## Information shown:

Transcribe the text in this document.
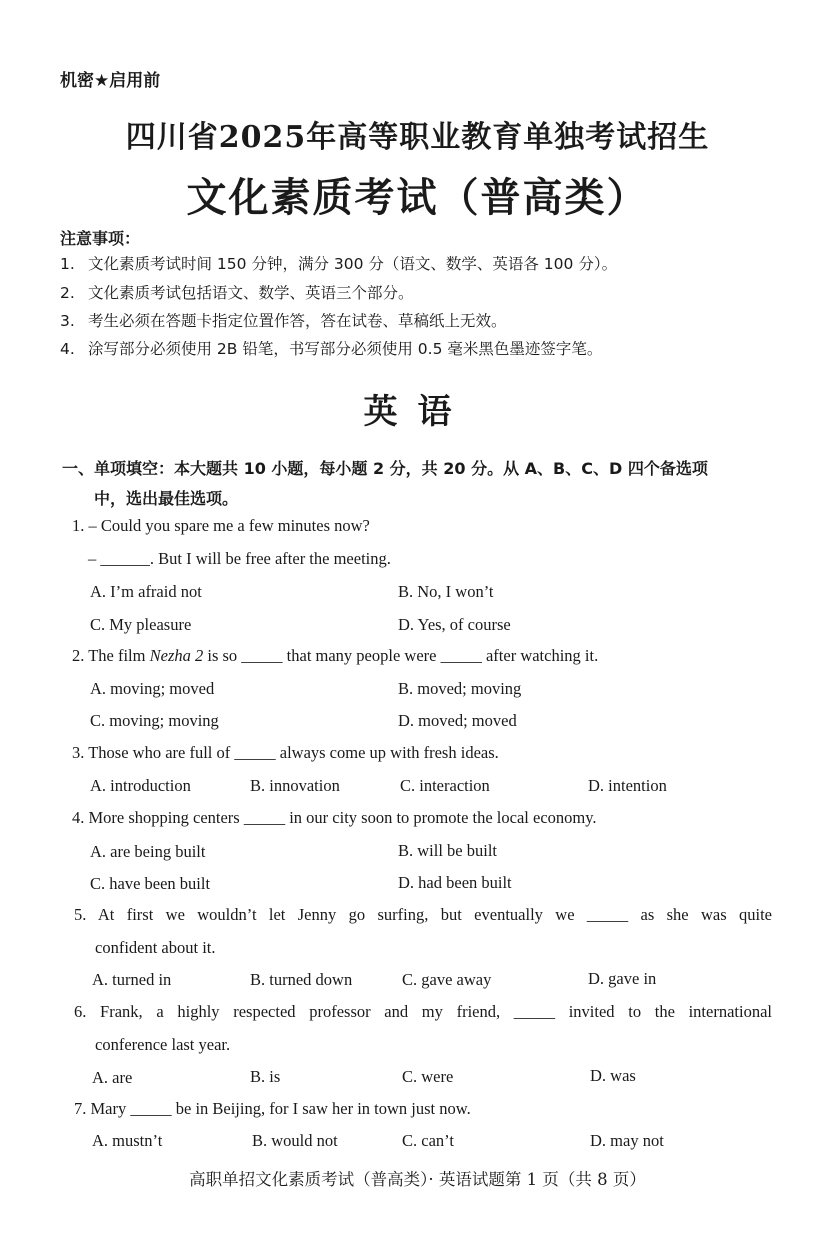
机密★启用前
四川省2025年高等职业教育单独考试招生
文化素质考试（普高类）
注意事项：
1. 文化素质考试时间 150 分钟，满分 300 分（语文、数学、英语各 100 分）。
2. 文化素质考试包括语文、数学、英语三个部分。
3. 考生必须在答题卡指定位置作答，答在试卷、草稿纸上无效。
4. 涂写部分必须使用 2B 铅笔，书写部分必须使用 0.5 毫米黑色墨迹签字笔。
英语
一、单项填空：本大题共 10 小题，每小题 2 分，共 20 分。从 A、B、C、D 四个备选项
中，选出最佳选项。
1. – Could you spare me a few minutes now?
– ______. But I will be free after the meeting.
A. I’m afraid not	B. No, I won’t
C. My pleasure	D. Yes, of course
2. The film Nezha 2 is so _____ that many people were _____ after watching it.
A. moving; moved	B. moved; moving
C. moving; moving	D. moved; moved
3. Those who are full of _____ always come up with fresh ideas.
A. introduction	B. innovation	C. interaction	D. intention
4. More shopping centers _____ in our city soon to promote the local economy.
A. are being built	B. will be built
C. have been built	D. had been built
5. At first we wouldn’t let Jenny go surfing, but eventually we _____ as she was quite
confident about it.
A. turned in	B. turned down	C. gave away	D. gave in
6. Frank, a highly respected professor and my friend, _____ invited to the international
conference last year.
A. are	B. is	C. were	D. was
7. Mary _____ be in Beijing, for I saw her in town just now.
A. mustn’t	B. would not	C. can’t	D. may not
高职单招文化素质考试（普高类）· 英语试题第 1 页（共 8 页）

--

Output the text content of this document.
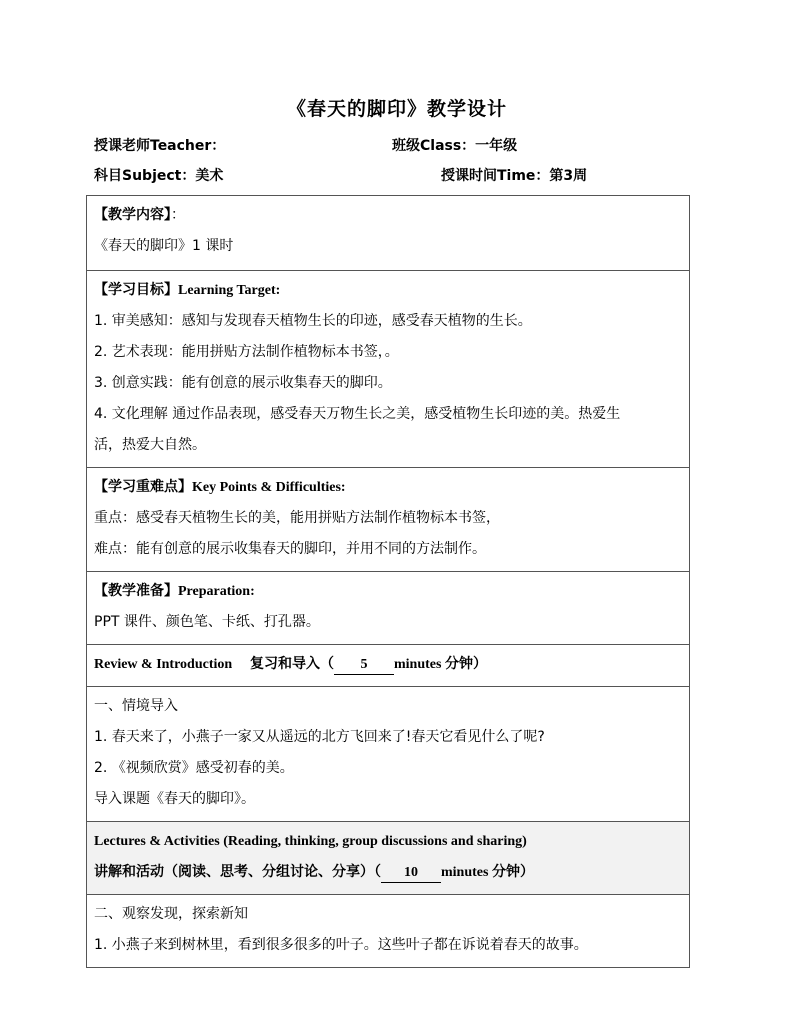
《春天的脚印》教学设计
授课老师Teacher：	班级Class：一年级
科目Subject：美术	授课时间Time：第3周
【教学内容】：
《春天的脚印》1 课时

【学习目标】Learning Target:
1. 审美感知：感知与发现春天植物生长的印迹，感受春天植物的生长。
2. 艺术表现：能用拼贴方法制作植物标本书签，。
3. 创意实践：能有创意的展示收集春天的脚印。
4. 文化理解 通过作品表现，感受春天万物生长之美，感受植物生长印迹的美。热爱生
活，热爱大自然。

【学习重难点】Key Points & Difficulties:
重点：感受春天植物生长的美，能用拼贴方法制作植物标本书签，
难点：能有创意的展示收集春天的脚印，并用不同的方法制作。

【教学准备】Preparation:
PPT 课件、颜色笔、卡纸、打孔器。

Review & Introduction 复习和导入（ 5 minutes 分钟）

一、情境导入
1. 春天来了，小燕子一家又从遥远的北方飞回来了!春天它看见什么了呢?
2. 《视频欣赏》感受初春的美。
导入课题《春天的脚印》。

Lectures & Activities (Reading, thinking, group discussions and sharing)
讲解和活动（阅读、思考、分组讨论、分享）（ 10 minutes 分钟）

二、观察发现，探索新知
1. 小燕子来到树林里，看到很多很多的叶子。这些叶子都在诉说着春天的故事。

## Exercise requirements:
Say how many lines in the records contain the string "能用拼贴方法制作植物标本书签", and say nothing else.

## Response to the task:
2